» **EXERCISE PROMPT**
Your job is to retype all of the data word for word, leaving every image out.

» **DATA SUPPLIED**
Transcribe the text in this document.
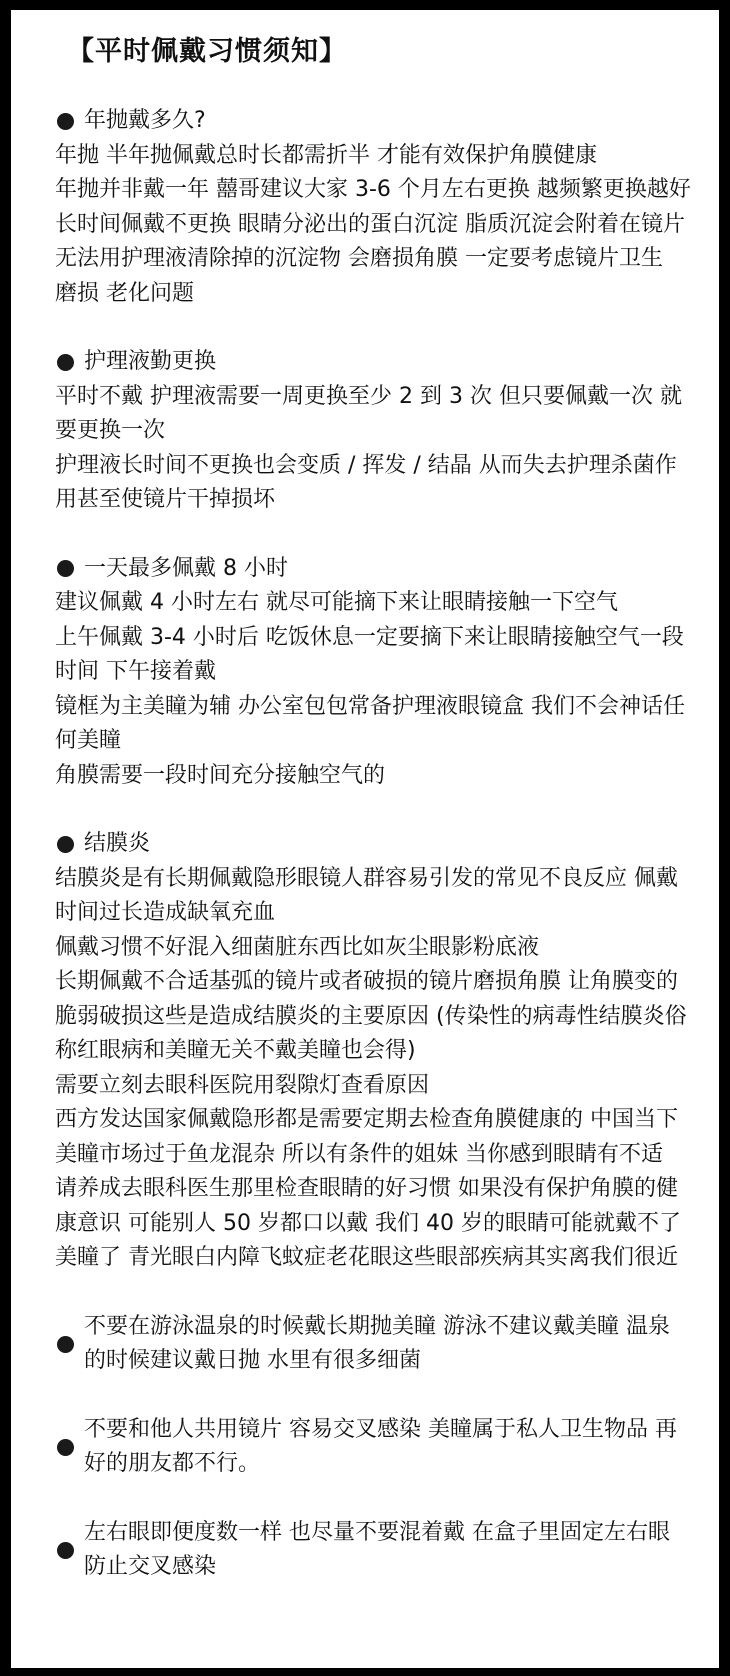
【平时佩戴习惯须知】
年抛戴多久?

年抛 半年抛佩戴总时长都需折半 才能有效保护角膜健康

年抛并非戴一年 囍哥建议大家 3-6 个月左右更换 越频繁更换越好

长时间佩戴不更换 眼睛分泌出的蛋白沉淀 脂质沉淀会附着在镜片 无法用护理液清除掉的沉淀物 会磨损角膜 一定要考虑镜片卫生 磨损 老化问题

护理液勤更换

平时不戴 护理液需要一周更换至少 2 到 3 次 但只要佩戴一次 就要更换一次

护理液长时间不更换也会变质 / 挥发 / 结晶 从而失去护理杀菌作用甚至使镜片干掉损坏

一天最多佩戴 8 小时

建议佩戴 4 小时左右 就尽可能摘下来让眼睛接触一下空气

上午佩戴 3-4 小时后 吃饭休息一定要摘下来让眼睛接触空气一段时间 下午接着戴

镜框为主美瞳为辅 办公室包包常备护理液眼镜盒 我们不会神话任何美瞳

角膜需要一段时间充分接触空气的

结膜炎

结膜炎是有长期佩戴隐形眼镜人群容易引发的常见不良反应 佩戴时间过长造成缺氧充血

佩戴习惯不好混入细菌脏东西比如灰尘眼影粉底液

长期佩戴不合适基弧的镜片或者破损的镜片磨损角膜 让角膜变的脆弱破损这些是造成结膜炎的主要原因 (传染性的病毒性结膜炎俗称红眼病和美瞳无关不戴美瞳也会得)

需要立刻去眼科医院用裂隙灯查看原因

西方发达国家佩戴隐形都是需要定期去检查角膜健康的 中国当下美瞳市场过于鱼龙混杂 所以有条件的姐妹 当你感到眼睛有不适 请养成去眼科医生那里检查眼睛的好习惯 如果没有保护角膜的健康意识 可能别人 50 岁都口以戴 我们 40 岁的眼睛可能就戴不了美瞳了 青光眼白内障飞蚊症老花眼这些眼部疾病其实离我们很近

不要在游泳温泉的时候戴长期抛美瞳 游泳不建议戴美瞳 温泉的时候建议戴日抛 水里有很多细菌
不要和他人共用镜片 容易交叉感染 美瞳属于私人卫生物品 再好的朋友都不行。
左右眼即便度数一样 也尽量不要混着戴 在盒子里固定左右眼 防止交叉感染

» **RESULT FOR THIS EXERCISE**
Transcribe the text in this document.
【平时佩戴习惯须知】
年抛戴多久?

年抛 半年抛佩戴总时长都需折半 才能有效保护角膜健康

年抛并非戴一年 囍哥建议大家 3-6 个月左右更换 越频繁更换越好

长时间佩戴不更换 眼睛分泌出的蛋白沉淀 脂质沉淀会附着在镜片 无法用护理液清除掉的沉淀物 会磨损角膜 一定要考虑镜片卫生 磨损 老化问题

护理液勤更换

平时不戴 护理液需要一周更换至少 2 到 3 次 但只要佩戴一次 就要更换一次

护理液长时间不更换也会变质 / 挥发 / 结晶 从而失去护理杀菌作用甚至使镜片干掉损坏

一天最多佩戴 8 小时

建议佩戴 4 小时左右 就尽可能摘下来让眼睛接触一下空气

上午佩戴 3-4 小时后 吃饭休息一定要摘下来让眼睛接触空气一段时间 下午接着戴

镜框为主美瞳为辅 办公室包包常备护理液眼镜盒 我们不会神话任何美瞳

角膜需要一段时间充分接触空气的

结膜炎

结膜炎是有长期佩戴隐形眼镜人群容易引发的常见不良反应 佩戴时间过长造成缺氧充血

佩戴习惯不好混入细菌脏东西比如灰尘眼影粉底液

长期佩戴不合适基弧的镜片或者破损的镜片磨损角膜 让角膜变的脆弱破损这些是造成结膜炎的主要原因 (传染性的病毒性结膜炎俗称红眼病和美瞳无关不戴美瞳也会得)

需要立刻去眼科医院用裂隙灯查看原因

西方发达国家佩戴隐形都是需要定期去检查角膜健康的 中国当下美瞳市场过于鱼龙混杂 所以有条件的姐妹 当你感到眼睛有不适 请养成去眼科医生那里检查眼睛的好习惯 如果没有保护角膜的健康意识 可能别人 50 岁都口以戴 我们 40 岁的眼睛可能就戴不了美瞳了 青光眼白内障飞蚊症老花眼这些眼部疾病其实离我们很近

不要在游泳温泉的时候戴长期抛美瞳 游泳不建议戴美瞳 温泉的时候建议戴日抛 水里有很多细菌
不要和他人共用镜片 容易交叉感染 美瞳属于私人卫生物品 再好的朋友都不行。
左右眼即便度数一样 也尽量不要混着戴 在盒子里固定左右眼 防止交叉感染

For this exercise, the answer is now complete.